[Records from a collection of figures]
....

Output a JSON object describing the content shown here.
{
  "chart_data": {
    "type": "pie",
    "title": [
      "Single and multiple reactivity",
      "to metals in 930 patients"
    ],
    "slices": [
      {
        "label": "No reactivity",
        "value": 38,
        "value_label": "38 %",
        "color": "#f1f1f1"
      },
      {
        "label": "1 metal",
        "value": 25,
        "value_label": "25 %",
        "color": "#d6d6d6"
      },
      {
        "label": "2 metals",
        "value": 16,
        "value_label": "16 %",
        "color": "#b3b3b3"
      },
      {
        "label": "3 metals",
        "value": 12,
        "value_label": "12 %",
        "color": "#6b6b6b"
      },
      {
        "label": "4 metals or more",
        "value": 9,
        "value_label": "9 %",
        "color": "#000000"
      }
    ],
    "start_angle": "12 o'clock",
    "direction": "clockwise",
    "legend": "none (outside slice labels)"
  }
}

....

◆ **Problem requirements**:
From the entries above, copy each line holding "color".

◆ **Answer section**:
        "color": "#f1f1f1"
        "color": "#d6d6d6"
        "color": "#b3b3b3"
        "color": "#6b6b6b"
        "color": "#000000"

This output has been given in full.